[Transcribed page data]
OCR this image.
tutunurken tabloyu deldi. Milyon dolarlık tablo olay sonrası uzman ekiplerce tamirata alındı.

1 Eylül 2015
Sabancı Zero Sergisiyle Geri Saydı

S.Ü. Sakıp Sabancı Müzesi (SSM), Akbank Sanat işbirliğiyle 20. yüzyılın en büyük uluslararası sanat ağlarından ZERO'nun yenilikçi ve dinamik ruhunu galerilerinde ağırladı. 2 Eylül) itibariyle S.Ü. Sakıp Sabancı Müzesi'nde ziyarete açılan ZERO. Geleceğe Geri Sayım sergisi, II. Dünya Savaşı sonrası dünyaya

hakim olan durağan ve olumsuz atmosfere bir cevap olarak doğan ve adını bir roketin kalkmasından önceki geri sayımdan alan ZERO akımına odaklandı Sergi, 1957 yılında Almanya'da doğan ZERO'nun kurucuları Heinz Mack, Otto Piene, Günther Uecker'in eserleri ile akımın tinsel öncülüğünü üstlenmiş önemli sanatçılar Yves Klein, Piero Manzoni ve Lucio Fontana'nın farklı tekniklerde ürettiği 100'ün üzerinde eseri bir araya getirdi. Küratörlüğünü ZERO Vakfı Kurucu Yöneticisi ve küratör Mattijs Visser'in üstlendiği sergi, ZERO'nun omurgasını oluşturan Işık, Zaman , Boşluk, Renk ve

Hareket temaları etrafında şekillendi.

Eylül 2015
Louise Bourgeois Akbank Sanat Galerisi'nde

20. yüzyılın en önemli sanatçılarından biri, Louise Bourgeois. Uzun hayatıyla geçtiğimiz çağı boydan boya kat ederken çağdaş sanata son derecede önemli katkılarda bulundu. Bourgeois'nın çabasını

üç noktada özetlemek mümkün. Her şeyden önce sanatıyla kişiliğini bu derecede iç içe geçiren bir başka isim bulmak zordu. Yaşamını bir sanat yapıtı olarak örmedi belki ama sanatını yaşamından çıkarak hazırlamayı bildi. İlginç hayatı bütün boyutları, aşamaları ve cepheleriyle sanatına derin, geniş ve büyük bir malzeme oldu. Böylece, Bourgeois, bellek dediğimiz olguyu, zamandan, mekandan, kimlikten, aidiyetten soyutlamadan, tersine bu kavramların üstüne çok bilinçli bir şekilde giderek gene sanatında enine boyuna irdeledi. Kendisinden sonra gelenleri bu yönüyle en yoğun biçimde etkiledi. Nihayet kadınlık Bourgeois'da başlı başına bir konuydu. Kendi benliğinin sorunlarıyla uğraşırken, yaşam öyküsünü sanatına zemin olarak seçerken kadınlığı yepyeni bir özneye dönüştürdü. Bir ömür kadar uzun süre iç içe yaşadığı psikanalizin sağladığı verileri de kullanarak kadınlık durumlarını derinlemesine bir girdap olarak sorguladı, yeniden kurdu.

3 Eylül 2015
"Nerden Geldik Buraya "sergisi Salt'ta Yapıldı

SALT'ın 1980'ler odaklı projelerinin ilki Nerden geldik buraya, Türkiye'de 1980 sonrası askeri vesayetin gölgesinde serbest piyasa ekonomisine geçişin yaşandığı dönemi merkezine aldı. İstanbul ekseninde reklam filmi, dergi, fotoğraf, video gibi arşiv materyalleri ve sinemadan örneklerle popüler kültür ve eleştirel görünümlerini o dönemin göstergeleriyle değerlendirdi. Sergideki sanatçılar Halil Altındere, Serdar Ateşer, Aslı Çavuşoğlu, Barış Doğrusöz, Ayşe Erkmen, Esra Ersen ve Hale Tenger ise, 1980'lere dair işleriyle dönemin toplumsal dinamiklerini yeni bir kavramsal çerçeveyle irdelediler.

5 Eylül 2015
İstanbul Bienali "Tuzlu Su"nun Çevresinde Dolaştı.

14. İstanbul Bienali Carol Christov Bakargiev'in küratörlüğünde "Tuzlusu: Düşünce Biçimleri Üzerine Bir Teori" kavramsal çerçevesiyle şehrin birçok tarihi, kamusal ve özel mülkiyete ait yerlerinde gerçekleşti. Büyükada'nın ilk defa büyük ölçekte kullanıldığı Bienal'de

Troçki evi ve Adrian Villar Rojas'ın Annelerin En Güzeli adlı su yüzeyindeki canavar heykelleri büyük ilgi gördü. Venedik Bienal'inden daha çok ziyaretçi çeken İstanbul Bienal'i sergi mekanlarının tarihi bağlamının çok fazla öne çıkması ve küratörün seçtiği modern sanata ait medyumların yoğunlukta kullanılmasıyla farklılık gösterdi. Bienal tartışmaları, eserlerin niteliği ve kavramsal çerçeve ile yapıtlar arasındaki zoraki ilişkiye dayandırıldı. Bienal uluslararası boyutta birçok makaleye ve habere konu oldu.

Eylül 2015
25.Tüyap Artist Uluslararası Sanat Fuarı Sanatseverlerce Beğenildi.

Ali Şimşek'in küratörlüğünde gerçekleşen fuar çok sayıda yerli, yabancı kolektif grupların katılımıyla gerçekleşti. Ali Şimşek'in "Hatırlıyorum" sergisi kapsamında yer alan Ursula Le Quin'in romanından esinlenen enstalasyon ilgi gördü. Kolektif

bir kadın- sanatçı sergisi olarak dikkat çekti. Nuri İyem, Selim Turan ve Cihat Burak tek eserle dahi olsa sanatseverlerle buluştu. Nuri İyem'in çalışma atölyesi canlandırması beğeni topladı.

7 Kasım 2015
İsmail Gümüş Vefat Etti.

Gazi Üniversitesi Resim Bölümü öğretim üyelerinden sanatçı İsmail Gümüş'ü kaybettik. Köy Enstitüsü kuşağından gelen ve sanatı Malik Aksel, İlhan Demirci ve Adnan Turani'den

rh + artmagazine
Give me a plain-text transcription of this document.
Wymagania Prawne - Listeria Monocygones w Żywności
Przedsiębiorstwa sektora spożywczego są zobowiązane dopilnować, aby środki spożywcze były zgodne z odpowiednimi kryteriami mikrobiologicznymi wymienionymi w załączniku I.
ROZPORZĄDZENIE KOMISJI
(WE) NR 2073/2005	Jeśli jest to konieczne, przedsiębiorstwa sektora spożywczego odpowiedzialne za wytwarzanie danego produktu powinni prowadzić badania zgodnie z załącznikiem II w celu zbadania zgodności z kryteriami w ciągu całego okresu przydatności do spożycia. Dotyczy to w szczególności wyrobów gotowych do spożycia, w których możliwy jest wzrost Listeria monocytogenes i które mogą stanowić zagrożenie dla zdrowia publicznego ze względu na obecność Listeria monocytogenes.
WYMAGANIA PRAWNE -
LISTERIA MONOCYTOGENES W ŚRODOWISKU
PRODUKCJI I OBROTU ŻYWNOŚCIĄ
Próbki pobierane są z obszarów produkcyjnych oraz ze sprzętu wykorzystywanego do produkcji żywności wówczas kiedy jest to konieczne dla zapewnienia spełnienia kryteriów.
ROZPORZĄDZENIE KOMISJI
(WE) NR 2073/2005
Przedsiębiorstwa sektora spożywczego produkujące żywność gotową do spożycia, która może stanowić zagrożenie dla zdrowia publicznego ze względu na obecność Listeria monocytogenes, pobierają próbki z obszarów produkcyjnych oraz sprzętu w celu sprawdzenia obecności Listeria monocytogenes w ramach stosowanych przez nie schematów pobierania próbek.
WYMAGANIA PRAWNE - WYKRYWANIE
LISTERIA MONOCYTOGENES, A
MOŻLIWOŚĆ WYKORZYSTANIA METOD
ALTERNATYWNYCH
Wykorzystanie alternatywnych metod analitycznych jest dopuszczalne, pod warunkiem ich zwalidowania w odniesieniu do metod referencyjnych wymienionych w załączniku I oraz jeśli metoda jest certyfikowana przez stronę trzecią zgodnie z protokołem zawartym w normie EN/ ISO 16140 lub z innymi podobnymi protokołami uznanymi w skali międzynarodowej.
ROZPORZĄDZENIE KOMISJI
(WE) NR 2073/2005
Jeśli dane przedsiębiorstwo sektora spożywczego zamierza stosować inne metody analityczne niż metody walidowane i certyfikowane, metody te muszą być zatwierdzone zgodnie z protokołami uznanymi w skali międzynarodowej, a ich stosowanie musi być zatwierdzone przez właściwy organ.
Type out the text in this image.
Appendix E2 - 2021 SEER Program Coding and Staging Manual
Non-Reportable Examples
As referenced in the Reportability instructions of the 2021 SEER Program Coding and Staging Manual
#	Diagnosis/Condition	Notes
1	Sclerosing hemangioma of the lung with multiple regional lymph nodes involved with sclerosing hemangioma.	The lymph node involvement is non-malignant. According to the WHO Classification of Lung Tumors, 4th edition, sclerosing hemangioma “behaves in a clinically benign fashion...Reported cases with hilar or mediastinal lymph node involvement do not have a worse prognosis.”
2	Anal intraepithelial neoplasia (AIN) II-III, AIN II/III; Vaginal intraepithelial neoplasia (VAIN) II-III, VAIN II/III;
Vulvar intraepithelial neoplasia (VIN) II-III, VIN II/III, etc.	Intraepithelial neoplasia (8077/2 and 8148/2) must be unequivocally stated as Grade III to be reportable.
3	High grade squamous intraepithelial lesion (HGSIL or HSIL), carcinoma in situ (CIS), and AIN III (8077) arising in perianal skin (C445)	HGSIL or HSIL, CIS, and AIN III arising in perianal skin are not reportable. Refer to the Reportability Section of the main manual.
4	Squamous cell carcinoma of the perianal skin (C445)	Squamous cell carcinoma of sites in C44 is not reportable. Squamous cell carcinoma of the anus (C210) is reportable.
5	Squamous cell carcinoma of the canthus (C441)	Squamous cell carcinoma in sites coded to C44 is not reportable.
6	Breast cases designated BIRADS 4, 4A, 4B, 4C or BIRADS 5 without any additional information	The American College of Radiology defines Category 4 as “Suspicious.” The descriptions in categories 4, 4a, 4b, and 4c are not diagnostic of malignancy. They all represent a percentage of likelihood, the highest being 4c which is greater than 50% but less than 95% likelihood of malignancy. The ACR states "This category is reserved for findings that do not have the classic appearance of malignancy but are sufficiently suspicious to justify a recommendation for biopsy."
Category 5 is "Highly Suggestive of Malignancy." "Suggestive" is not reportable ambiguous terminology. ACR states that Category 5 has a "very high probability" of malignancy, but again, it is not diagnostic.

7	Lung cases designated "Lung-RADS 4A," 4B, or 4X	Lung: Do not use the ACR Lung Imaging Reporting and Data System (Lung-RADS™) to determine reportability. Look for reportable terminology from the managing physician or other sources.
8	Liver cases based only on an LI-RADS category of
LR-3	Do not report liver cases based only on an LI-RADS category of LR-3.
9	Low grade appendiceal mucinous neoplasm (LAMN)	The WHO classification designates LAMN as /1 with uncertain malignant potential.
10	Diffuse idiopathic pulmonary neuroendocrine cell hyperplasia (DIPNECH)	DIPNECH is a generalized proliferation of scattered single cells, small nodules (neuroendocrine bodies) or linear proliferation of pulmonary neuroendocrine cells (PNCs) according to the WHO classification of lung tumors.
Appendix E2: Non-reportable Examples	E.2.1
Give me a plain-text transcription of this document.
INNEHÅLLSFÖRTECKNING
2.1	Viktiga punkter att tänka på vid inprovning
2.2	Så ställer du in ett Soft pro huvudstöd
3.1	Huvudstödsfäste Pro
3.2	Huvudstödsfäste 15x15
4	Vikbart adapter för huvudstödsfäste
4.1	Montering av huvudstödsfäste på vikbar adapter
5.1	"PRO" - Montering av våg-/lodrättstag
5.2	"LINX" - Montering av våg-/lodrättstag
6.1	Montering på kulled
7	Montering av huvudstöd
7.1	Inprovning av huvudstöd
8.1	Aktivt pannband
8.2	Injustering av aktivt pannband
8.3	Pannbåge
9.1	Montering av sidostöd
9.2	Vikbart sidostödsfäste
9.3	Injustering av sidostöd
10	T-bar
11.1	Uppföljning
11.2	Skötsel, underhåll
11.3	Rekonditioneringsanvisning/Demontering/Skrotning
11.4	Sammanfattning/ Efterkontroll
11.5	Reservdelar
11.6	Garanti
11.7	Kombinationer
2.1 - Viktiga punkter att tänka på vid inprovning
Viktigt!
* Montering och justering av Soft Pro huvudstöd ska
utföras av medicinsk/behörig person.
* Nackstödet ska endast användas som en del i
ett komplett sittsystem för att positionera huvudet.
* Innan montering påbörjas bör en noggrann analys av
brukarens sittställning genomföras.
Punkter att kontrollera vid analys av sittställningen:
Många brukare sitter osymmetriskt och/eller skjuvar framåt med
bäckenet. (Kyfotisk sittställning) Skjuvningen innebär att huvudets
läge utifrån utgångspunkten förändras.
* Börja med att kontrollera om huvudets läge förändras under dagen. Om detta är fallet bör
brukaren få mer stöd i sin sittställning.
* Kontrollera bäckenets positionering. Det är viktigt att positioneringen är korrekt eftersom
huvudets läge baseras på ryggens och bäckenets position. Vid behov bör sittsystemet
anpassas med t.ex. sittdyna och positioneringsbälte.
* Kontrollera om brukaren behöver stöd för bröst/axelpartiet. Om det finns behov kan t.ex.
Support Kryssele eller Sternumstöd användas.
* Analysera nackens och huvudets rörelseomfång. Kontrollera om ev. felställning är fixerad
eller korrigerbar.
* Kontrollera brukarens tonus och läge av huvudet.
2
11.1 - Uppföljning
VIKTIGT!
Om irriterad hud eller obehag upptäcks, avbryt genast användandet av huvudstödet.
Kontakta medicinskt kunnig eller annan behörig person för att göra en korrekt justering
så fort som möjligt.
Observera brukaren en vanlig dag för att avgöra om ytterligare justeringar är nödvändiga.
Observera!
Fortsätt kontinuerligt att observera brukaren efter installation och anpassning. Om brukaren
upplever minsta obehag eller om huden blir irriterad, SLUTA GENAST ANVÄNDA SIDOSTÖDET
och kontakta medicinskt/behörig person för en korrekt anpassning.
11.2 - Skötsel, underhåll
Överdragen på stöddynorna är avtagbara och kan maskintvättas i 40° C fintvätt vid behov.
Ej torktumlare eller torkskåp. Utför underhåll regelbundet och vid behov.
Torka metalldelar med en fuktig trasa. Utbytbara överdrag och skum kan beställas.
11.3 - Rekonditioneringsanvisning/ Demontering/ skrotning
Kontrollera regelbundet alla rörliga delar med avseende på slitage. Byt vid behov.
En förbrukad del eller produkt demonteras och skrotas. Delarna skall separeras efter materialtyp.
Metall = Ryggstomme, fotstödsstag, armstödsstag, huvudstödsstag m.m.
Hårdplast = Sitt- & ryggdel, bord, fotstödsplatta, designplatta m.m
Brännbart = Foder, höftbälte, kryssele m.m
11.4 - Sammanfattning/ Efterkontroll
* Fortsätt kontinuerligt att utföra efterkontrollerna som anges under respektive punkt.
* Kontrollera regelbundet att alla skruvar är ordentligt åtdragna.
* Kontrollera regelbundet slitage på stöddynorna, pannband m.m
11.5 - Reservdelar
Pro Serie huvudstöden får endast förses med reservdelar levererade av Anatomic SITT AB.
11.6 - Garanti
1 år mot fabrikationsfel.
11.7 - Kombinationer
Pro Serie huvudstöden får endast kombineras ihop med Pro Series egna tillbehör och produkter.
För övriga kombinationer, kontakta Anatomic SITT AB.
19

> [WHAT THE EXERCISE ASKS] From the entries, report every line in which the string "slitage" occurs.

> [ANSWER SECTION]
Kontrollera regelbundet alla rörliga delar med avseende på slitage. Byt vid behov.
* Kontrollera regelbundet slitage på stöddynorna, pannband m.m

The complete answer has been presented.